§ Stored records
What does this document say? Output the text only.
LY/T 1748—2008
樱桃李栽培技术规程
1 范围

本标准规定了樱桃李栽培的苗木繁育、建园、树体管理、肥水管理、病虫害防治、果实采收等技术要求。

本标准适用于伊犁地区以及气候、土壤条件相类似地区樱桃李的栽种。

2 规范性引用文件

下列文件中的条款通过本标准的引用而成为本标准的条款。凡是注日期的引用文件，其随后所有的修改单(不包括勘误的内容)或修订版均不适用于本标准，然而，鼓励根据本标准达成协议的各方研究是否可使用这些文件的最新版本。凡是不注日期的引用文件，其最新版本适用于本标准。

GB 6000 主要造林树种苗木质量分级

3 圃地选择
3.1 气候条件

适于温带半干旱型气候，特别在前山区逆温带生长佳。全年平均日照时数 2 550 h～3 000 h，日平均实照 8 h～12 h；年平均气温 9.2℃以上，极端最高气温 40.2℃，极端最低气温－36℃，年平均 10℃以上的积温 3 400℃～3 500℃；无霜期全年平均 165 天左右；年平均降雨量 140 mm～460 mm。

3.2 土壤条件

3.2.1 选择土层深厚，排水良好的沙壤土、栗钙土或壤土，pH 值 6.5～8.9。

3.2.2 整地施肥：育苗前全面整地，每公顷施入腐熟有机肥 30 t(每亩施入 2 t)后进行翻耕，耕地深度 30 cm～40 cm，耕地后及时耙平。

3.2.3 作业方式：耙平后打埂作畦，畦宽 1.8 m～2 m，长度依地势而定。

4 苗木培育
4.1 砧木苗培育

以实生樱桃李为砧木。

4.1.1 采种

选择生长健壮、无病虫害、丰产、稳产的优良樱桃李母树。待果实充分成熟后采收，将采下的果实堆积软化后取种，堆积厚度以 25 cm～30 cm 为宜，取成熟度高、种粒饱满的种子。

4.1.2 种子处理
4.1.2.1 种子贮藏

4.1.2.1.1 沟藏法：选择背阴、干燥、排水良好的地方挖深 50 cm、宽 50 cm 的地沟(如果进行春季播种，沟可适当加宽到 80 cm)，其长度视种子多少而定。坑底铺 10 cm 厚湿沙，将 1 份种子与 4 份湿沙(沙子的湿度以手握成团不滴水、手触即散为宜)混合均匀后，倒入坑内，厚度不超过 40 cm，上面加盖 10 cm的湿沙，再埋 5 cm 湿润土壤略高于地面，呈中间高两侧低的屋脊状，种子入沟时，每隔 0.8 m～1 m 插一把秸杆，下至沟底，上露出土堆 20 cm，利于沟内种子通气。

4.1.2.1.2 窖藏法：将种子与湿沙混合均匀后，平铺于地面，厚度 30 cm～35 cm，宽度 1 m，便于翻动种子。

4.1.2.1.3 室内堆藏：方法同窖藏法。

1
---
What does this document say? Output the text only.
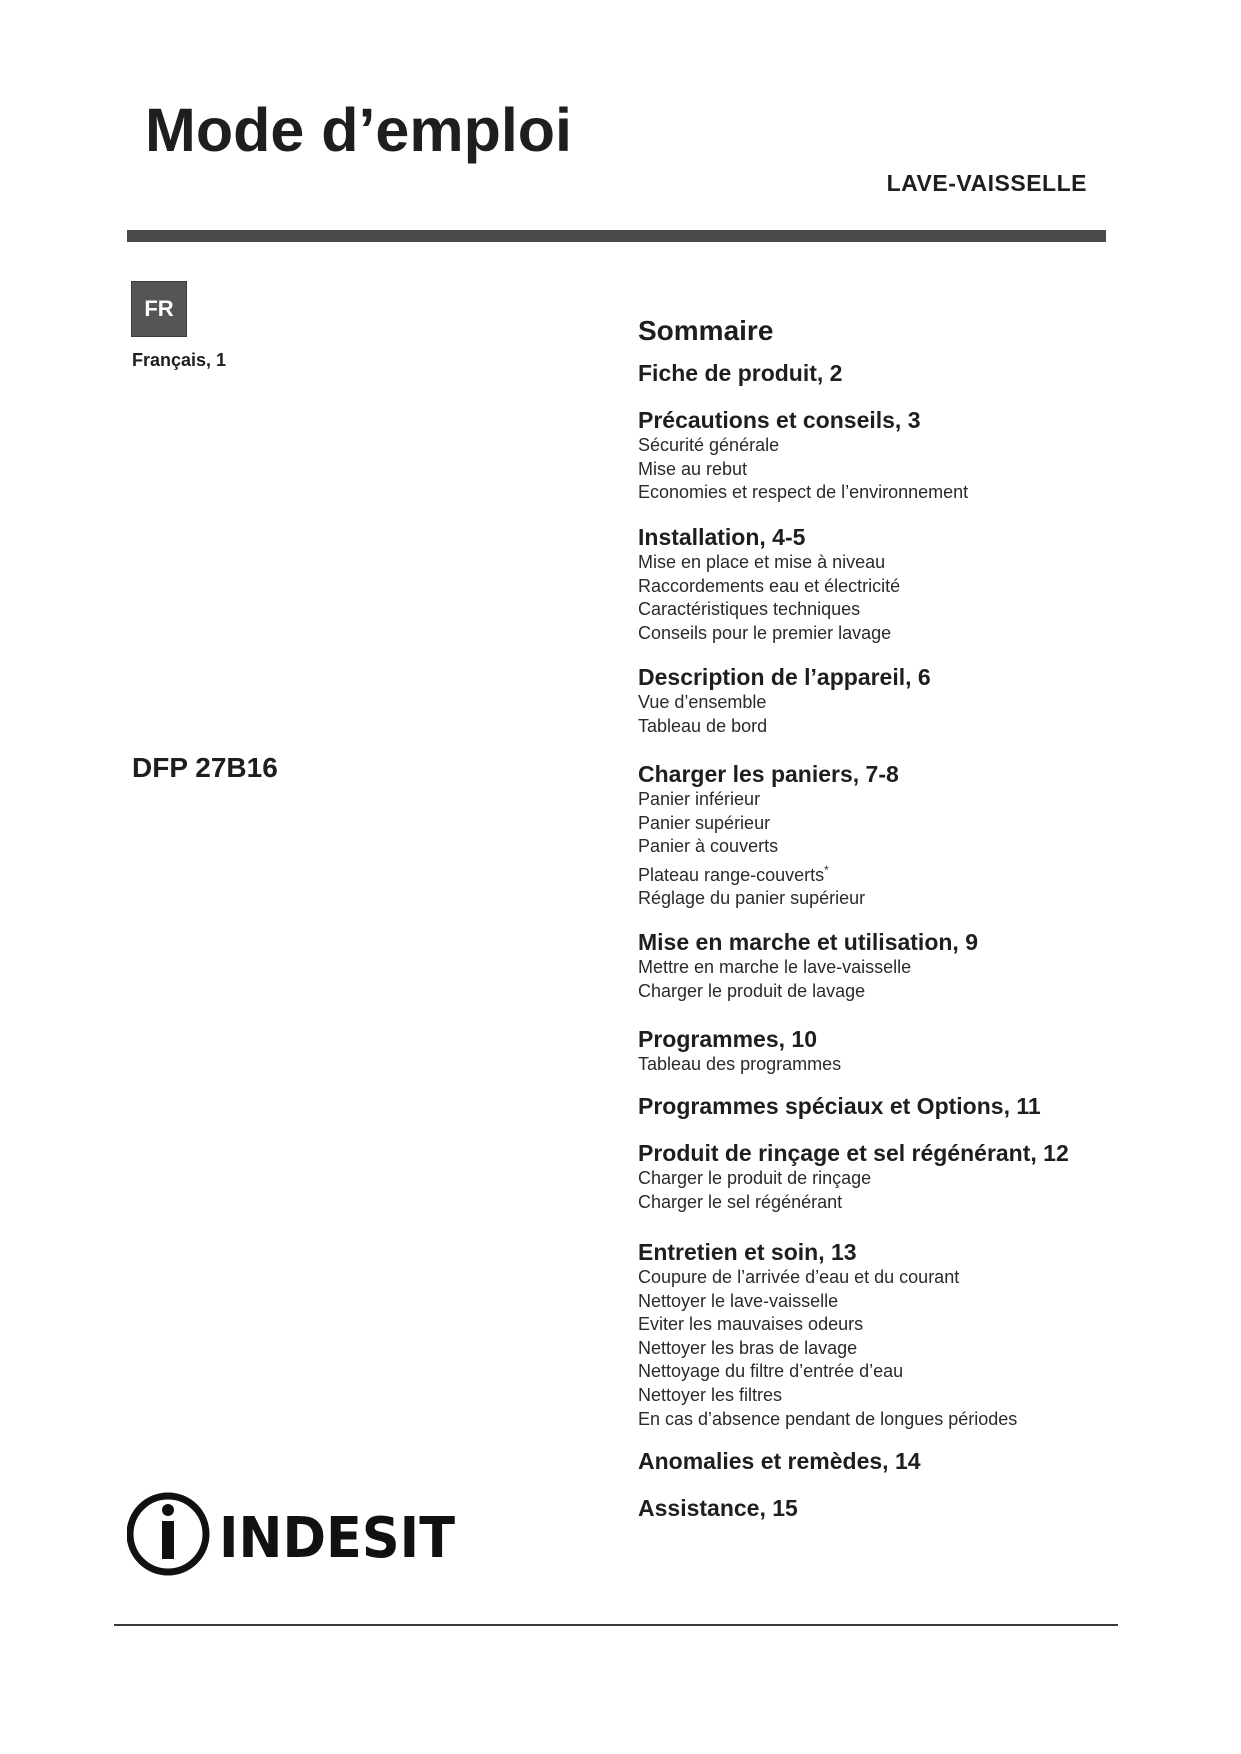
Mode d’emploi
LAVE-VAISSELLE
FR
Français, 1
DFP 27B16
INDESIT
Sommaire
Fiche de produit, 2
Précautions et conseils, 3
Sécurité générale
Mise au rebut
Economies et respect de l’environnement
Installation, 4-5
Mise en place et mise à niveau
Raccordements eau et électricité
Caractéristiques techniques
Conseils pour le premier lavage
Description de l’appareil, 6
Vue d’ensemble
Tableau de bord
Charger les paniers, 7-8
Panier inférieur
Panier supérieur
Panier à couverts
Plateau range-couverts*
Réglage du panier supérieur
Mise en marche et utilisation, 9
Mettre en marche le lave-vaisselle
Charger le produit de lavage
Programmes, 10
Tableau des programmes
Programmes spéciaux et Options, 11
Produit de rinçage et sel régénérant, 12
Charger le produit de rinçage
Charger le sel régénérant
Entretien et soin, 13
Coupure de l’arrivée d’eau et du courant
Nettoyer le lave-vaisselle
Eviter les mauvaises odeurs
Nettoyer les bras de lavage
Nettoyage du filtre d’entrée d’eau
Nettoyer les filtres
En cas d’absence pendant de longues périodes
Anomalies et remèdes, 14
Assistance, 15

§ What to work on
Among the entries above, identify all lines with "Nettoyer" and copy them.

§ Final result
Nettoyer le lave-vaisselle
Nettoyer les bras de lavage
Nettoyer les filtres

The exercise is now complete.